**WHAT IS EXPECTED:**
Find each line with the word "TradingView" in it, then give the total alone.

**EXTRACTED MATERIAL:**
Begin

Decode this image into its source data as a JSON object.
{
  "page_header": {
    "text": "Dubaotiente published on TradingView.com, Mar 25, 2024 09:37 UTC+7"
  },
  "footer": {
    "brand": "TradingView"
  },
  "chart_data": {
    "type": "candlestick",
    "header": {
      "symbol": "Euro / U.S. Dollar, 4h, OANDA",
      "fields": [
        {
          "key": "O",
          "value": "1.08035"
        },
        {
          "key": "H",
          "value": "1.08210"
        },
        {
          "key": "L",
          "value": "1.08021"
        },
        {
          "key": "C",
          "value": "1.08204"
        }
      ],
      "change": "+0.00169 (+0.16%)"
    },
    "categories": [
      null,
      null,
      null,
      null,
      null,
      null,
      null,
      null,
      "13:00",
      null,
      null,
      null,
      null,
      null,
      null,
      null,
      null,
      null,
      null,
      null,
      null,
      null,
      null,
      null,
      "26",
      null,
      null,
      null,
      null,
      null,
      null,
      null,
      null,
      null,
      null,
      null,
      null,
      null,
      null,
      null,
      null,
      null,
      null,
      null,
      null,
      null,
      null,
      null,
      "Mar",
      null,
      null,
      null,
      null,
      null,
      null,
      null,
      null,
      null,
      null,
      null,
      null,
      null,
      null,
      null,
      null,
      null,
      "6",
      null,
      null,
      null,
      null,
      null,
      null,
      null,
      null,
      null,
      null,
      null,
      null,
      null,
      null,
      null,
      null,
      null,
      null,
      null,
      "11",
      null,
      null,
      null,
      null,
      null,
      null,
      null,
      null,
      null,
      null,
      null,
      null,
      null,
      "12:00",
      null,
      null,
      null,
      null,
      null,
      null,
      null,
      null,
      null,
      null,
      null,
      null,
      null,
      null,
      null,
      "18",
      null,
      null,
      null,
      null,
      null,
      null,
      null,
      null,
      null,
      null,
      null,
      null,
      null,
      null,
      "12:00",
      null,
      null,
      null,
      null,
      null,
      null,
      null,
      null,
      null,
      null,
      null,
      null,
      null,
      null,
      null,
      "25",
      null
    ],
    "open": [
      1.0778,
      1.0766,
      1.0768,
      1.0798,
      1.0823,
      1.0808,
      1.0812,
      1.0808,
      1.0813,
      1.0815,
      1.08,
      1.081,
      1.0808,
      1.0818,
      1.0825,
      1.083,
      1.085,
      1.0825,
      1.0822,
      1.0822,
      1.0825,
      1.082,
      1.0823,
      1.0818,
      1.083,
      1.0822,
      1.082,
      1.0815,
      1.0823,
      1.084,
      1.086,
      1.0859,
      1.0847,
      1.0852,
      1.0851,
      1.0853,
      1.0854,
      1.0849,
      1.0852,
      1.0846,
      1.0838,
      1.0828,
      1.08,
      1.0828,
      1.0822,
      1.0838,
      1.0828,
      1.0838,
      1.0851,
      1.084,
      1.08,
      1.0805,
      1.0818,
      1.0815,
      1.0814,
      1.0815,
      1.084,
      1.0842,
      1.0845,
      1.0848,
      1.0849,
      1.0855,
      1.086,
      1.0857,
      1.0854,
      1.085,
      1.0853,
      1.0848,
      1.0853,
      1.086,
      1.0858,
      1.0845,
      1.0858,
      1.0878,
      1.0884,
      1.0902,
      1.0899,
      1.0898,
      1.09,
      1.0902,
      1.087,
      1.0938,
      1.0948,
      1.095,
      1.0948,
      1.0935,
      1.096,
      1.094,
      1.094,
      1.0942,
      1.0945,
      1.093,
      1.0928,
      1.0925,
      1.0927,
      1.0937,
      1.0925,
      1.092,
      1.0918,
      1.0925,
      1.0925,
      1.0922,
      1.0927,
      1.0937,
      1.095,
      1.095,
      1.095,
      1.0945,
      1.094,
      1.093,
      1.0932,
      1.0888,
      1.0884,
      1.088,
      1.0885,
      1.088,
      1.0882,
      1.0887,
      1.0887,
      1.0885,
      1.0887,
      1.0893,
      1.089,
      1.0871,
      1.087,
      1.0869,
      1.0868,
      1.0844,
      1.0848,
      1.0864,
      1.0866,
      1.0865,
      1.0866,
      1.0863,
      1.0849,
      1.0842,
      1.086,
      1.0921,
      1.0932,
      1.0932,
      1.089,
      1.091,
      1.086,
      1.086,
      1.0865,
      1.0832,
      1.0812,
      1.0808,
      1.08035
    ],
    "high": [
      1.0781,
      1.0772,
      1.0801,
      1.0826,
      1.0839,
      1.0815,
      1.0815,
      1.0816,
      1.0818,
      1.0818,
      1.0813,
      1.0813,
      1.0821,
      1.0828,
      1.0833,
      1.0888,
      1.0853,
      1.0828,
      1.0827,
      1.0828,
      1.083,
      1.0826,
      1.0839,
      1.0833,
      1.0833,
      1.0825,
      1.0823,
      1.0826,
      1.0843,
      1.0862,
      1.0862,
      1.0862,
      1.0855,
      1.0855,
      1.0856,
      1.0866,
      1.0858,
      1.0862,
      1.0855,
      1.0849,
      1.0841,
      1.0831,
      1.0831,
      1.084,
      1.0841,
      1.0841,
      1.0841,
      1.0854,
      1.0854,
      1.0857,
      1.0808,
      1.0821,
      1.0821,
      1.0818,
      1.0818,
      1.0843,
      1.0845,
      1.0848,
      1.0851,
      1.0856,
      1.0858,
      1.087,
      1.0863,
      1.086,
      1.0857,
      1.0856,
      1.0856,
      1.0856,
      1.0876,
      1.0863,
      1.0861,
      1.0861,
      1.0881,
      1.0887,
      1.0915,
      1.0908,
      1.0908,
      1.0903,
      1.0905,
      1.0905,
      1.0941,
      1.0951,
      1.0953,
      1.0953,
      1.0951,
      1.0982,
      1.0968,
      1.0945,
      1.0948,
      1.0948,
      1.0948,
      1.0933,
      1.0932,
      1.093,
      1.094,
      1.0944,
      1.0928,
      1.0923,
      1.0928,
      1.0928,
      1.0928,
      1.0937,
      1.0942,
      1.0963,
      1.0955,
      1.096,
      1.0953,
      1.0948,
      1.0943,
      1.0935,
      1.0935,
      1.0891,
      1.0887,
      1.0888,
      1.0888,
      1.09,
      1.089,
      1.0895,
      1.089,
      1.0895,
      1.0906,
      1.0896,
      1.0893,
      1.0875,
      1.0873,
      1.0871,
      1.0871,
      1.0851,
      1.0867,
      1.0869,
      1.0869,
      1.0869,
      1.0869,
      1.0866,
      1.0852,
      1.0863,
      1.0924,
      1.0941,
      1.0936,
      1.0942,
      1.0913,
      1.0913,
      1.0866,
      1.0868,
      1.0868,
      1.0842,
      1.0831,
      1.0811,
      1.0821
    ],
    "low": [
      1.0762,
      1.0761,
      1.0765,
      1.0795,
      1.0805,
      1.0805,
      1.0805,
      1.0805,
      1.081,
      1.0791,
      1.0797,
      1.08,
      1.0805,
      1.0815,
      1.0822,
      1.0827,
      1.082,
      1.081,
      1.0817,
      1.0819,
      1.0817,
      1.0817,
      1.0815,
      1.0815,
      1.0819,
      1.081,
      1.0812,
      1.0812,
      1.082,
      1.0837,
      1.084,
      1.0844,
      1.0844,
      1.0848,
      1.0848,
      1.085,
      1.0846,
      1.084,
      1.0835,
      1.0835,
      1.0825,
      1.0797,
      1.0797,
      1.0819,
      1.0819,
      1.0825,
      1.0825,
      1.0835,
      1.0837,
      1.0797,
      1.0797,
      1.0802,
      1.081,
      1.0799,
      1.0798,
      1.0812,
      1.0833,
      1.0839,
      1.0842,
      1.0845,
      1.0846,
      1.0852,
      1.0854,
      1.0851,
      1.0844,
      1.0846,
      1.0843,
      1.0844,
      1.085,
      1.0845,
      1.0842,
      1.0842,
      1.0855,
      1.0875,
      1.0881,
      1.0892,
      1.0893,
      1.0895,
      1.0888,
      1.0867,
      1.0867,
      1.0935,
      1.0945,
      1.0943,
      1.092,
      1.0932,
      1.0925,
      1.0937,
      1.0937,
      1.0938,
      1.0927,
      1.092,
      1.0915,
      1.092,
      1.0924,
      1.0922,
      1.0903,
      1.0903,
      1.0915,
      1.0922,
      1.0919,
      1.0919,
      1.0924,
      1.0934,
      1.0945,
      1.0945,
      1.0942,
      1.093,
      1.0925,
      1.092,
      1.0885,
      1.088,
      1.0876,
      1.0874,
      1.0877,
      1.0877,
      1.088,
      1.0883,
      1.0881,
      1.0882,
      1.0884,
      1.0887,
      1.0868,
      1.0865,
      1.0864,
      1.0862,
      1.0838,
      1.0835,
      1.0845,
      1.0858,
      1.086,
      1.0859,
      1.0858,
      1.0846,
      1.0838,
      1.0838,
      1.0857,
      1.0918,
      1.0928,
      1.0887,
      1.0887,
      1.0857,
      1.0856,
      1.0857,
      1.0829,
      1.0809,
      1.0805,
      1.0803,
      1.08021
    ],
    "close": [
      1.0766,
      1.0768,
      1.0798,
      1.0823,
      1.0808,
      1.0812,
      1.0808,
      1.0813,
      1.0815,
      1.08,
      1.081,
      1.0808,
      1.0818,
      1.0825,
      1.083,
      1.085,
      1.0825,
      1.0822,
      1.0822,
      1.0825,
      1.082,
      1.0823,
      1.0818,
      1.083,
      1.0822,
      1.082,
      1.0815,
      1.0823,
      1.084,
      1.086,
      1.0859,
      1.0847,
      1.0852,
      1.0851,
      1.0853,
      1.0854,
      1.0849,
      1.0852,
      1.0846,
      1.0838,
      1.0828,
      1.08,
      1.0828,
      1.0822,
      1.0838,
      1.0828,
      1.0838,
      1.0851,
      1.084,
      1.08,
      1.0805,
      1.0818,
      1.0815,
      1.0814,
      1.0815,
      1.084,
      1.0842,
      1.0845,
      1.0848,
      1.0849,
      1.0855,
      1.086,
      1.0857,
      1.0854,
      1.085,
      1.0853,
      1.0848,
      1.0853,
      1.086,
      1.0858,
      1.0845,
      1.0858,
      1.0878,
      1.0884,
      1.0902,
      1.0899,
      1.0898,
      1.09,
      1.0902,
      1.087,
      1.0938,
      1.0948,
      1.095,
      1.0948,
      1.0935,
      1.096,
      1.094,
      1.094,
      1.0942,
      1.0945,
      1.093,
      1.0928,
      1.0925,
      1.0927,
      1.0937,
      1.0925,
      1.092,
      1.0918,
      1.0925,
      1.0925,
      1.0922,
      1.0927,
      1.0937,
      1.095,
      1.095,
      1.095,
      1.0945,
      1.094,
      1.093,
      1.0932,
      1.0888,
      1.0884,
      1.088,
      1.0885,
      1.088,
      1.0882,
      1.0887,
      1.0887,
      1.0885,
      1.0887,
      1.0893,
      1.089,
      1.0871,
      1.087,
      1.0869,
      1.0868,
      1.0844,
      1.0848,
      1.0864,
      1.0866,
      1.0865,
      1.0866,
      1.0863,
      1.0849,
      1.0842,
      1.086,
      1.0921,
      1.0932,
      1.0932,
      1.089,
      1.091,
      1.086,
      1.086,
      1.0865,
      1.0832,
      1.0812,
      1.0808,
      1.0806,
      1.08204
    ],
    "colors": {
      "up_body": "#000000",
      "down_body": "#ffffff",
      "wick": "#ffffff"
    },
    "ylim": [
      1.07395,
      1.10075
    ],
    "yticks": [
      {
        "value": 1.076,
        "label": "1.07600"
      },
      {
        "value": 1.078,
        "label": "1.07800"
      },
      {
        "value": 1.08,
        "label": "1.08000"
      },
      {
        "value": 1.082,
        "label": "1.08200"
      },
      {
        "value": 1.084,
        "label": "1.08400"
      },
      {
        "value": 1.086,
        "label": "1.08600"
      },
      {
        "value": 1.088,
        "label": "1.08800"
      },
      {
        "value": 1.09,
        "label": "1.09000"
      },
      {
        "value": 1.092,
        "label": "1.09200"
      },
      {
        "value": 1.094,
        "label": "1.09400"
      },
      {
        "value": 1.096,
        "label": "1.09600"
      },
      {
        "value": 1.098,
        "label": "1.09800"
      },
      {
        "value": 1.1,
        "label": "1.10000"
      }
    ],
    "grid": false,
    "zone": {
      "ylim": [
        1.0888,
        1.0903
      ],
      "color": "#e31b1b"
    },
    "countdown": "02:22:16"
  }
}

End

**THE ANSWER:**
2